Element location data
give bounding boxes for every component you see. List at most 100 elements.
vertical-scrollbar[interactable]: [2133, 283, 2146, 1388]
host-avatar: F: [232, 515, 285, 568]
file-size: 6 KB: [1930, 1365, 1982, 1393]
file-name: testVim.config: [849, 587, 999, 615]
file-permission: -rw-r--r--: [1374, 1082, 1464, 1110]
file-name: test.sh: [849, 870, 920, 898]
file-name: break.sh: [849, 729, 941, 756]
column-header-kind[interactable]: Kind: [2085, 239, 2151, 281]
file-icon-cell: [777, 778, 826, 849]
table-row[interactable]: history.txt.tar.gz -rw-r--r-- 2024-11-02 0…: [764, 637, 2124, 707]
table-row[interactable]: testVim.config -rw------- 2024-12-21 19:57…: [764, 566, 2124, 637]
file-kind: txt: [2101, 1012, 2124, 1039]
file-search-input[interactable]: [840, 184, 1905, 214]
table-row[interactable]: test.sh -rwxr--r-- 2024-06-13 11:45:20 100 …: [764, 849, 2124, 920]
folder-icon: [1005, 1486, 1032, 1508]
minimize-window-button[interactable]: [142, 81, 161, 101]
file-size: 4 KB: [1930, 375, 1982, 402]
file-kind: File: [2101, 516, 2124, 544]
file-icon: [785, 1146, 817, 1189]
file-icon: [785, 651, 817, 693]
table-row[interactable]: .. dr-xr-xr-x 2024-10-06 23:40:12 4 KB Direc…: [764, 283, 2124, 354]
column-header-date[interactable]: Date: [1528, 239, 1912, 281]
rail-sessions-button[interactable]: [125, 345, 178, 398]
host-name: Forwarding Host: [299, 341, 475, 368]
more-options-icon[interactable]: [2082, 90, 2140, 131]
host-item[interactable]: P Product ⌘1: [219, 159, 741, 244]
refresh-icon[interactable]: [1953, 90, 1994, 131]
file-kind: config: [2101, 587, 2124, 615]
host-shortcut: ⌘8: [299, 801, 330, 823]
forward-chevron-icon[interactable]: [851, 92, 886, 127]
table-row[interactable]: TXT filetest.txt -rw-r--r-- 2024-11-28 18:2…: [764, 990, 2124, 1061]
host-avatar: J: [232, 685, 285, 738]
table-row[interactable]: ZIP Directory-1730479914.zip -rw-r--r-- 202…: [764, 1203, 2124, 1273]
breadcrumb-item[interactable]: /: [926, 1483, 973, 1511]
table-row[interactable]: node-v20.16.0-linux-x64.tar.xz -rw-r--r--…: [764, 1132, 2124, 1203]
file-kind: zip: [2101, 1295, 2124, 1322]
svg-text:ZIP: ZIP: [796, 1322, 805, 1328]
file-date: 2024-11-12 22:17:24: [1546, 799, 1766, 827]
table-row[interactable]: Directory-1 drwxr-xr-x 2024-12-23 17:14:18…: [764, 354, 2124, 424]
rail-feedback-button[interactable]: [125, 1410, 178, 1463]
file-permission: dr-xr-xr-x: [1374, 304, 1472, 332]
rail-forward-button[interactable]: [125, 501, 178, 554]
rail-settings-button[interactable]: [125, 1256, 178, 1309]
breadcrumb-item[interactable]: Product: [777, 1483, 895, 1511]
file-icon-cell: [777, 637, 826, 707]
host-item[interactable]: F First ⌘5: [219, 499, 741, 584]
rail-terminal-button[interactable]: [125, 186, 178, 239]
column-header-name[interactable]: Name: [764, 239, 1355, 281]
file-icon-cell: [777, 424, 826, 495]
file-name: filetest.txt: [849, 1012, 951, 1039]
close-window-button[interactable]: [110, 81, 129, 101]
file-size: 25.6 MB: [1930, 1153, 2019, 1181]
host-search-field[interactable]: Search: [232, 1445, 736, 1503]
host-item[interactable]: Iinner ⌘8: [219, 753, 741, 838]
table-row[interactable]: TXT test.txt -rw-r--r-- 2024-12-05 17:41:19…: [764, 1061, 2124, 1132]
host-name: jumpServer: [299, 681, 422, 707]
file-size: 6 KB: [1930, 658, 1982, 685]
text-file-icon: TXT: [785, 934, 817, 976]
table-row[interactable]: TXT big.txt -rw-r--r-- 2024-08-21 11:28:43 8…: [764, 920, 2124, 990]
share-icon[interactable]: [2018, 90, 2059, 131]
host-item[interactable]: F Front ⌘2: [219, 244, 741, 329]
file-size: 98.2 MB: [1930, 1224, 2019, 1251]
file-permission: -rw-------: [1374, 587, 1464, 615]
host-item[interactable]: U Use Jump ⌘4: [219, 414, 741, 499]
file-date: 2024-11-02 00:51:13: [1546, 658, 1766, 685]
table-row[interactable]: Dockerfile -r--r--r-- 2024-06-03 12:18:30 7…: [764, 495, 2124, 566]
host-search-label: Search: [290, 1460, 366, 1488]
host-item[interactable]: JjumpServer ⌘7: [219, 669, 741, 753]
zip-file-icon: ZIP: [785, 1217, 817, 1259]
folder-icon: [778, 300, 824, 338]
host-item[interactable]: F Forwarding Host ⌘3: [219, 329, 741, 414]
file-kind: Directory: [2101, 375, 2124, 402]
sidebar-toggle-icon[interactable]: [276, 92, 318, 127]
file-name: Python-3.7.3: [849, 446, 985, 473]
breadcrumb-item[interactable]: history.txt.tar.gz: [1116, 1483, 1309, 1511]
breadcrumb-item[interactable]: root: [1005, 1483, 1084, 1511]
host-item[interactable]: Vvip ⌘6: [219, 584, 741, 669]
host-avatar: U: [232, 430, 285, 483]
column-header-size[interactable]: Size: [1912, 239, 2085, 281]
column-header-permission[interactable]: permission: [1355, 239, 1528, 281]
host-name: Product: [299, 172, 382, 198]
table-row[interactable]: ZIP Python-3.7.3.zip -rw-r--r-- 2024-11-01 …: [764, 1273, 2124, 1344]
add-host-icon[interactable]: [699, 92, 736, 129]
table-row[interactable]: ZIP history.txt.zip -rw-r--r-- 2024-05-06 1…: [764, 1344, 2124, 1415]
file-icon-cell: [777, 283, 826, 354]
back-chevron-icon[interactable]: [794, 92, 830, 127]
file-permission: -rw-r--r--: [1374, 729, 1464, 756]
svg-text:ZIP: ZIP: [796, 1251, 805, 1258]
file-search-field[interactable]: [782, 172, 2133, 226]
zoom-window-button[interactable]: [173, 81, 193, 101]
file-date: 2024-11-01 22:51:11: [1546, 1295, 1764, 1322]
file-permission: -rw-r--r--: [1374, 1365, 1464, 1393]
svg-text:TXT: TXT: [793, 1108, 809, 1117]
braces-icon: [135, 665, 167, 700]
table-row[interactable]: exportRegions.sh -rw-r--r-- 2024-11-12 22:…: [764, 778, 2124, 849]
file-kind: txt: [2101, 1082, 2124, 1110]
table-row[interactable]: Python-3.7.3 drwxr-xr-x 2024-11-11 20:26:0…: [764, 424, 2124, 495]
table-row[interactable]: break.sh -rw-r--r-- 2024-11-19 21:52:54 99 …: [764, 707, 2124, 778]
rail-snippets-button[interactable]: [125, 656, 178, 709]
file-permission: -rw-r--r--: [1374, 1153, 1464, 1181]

To be done =>
Give every line of the material as a JSON list of strings, one string per line, omitting blank lines.

Answer =>
[
  "give bounding boxes for every component you see. List at most 100 elements.",
  "vertical-scrollbar[interactable]: [2133, 283, 2146, 1388]",
  "host-avatar: F: [232, 515, 285, 568]",
  "file-size: 6 KB: [1930, 1365, 1982, 1393]",
  "file-name: testVim.config: [849, 587, 999, 615]",
  "file-permission: -rw-r--r--: [1374, 1082, 1464, 1110]",
  "file-name: test.sh: [849, 870, 920, 898]",
  "file-name: break.sh: [849, 729, 941, 756]",
  "column-header-kind[interactable]: Kind: [2085, 239, 2151, 281]",
  "file-icon-cell: [777, 778, 826, 849]",
  "table-row[interactable]: history.txt.tar.gz -rw-r--r-- 2024-11-02 0…: [764, 637, 2124, 707]",
  "table-row[interactable]: testVim.config -rw------- 2024-12-21 19:57…: [764, 566, 2124, 637]",
  "file-kind: txt: [2101, 1012, 2124, 1039]",
  "file-search-input[interactable]: [840, 184, 1905, 214]",
  "table-row[interactable]: test.sh -rwxr--r-- 2024-06-13 11:45:20 100 …: [764, 849, 2124, 920]",
  "folder-icon: [1005, 1486, 1032, 1508]",
  "minimize-window-button[interactable]: [142, 81, 161, 101]",
  "file-size: 4 KB: [1930, 375, 1982, 402]",
  "file-kind: File: [2101, 516, 2124, 544]",
  "file-icon: [785, 1146, 817, 1189]",
  "file-icon: [785, 651, 817, 693]",
  "table-row[interactable]: .. dr-xr-xr-x 2024-10-06 23:40:12 4 KB Direc…: [764, 283, 2124, 354]",
  "column-header-date[interactable]: Date: [1528, 239, 1912, 281]",
  "rail-sessions-button[interactable]: [125, 345, 178, 398]",
  "host-name: Forwarding Host: [299, 341, 475, 368]",
  "more-options-icon[interactable]: [2082, 90, 2140, 131]",
  "host-item[interactable]: P Product ⌘1: [219, 159, 741, 244]",
  "refresh-icon[interactable]: [1953, 90, 1994, 131]",
  "file-kind: config: [2101, 587, 2124, 615]",
  "host-shortcut: ⌘8: [299, 801, 330, 823]",
  "forward-chevron-icon[interactable]: [851, 92, 886, 127]",
  "table-row[interactable]: TXT filetest.txt -rw-r--r-- 2024-11-28 18:2…: [764, 990, 2124, 1061]",
  "host-avatar: J: [232, 685, 285, 738]",
  "table-row[interactable]: ZIP Directory-1730479914.zip -rw-r--r-- 202…: [764, 1203, 2124, 1273]",
  "breadcrumb-item[interactable]: /: [926, 1483, 973, 1511]",
  "table-row[interactable]: node-v20.16.0-linux-x64.tar.xz -rw-r--r--…: [764, 1132, 2124, 1203]",
  "file-kind: zip: [2101, 1295, 2124, 1322]",
  "svg-text:ZIP: ZIP: [796, 1322, 805, 1328]",
  "file-date: 2024-11-12 22:17:24: [1546, 799, 1766, 827]",
  "table-row[interactable]: Directory-1 drwxr-xr-x 2024-12-23 17:14:18…: [764, 354, 2124, 424]",
  "rail-feedback-button[interactable]: [125, 1410, 178, 1463]",
  "file-permission: dr-xr-xr-x: [1374, 304, 1472, 332]",
  "rail-forward-button[interactable]: [125, 501, 178, 554]",
  "rail-settings-button[interactable]: [125, 1256, 178, 1309]",
  "breadcrumb-item[interactable]: Product: [777, 1483, 895, 1511]",
  "file-icon-cell: [777, 637, 826, 707]",
  "host-item[interactable]: F First ⌘5: [219, 499, 741, 584]",
  "rail-terminal-button[interactable]: [125, 186, 178, 239]",
  "column-header-name[interactable]: Name: [764, 239, 1355, 281]",
  "file-icon-cell: [777, 424, 826, 495]",
  "file-name: filetest.txt: [849, 1012, 951, 1039]",
  "close-window-button[interactable]: [110, 81, 129, 101]",
  "file-size: 25.6 MB: [1930, 1153, 2019, 1181]",
  "host-search-field[interactable]: Search: [232, 1445, 736, 1503]",
  "host-item[interactable]: Iinner ⌘8: [219, 753, 741, 838]",
  "table-row[interactable]: TXT test.txt -rw-r--r-- 2024-12-05 17:41:19…: [764, 1061, 2124, 1132]",
  "host-name: jumpServer: [299, 681, 422, 707]",
  "file-size: 6 KB: [1930, 658, 1982, 685]",
  "text-file-icon: TXT: [785, 934, 817, 976]",
  "table-row[interactable]: TXT big.txt -rw-r--r-- 2024-08-21 11:28:43 8…: [764, 920, 2124, 990]",
  "share-icon[interactable]: [2018, 90, 2059, 131]",
  "host-item[interactable]: F Front ⌘2: [219, 244, 741, 329]",
  "file-size: 98.2 MB: [1930, 1224, 2019, 1251]",
  "file-permission: -rw-------: [1374, 587, 1464, 615]",
  "host-item[interactable]: U Use Jump ⌘4: [219, 414, 741, 499]",
  "file-date: 2024-11-02 00:51:13: [1546, 658, 1766, 685]",
  "table-row[interactable]: Dockerfile -r--r--r-- 2024-06-03 12:18:30 7…: [764, 495, 2124, 566]",
  "host-search-label: Search: [290, 1460, 366, 1488]",
  "host-item[interactable]: JjumpServer ⌘7: [219, 669, 741, 753]",
  "zip-file-icon: ZIP: [785, 1217, 817, 1259]",
  "folder-icon: [778, 300, 824, 338]",
  "host-item[interactable]: F Forwarding Host ⌘3: [219, 329, 741, 414]",
  "file-kind: Directory: [2101, 375, 2124, 402]",
  "sidebar-toggle-icon[interactable]: [276, 92, 318, 127]",
  "file-name: Python-3.7.3: [849, 446, 985, 473]",
  "breadcrumb-item[interactable]: history.txt.tar.gz: [1116, 1483, 1309, 1511]",
  "breadcrumb-item[interactable]: root: [1005, 1483, 1084, 1511]",
  "host-item[interactable]: Vvip ⌘6: [219, 584, 741, 669]",
  "host-avatar: U: [232, 430, 285, 483]",
  "column-header-size[interactable]: Size: [1912, 239, 2085, 281]",
  "column-header-permission[interactable]: permission: [1355, 239, 1528, 281]",
  "host-name: Product: [299, 172, 382, 198]",
  "table-row[interactable]: ZIP Python-3.7.3.zip -rw-r--r-- 2024-11-01 …: [764, 1273, 2124, 1344]",
  "add-host-icon[interactable]: [699, 92, 736, 129]",
  "table-row[interactable]: ZIP history.txt.zip -rw-r--r-- 2024-05-06 1…: [764, 1344, 2124, 1415]",
  "file-icon-cell: [777, 283, 826, 354]",
  "back-chevron-icon[interactable]: [794, 92, 830, 127]",
  "file-permission: -rw-r--r--: [1374, 729, 1464, 756]",
  "svg-text:ZIP: ZIP: [796, 1251, 805, 1258]",
  "file-search-field[interactable]: [782, 172, 2133, 226]",
  "zoom-window-button[interactable]: [173, 81, 193, 101]",
  "file-date: 2024-11-01 22:51:11: [1546, 1295, 1764, 1322]",
  "file-permission: -rw-r--r--: [1374, 1365, 1464, 1393]",
  "svg-text:TXT: TXT: [793, 1108, 809, 1117]",
  "braces-icon: [135, 665, 167, 700]",
  "table-row[interactable]: exportRegions.sh -rw-r--r-- 2024-11-12 22:…: [764, 778, 2124, 849]",
  "file-kind: txt: [2101, 1082, 2124, 1110]",
  "table-row[interactable]: Python-3.7.3 drwxr-xr-x 2024-11-11 20:26:0…: [764, 424, 2124, 495]",
  "table-row[interactable]: break.sh -rw-r--r-- 2024-11-19 21:52:54 99 …: [764, 707, 2124, 778]",
  "rail-snippets-button[interactable]: [125, 656, 178, 709]",
  "file-permission: -rw-r--r--: [1374, 1153, 1464, 1181]"
]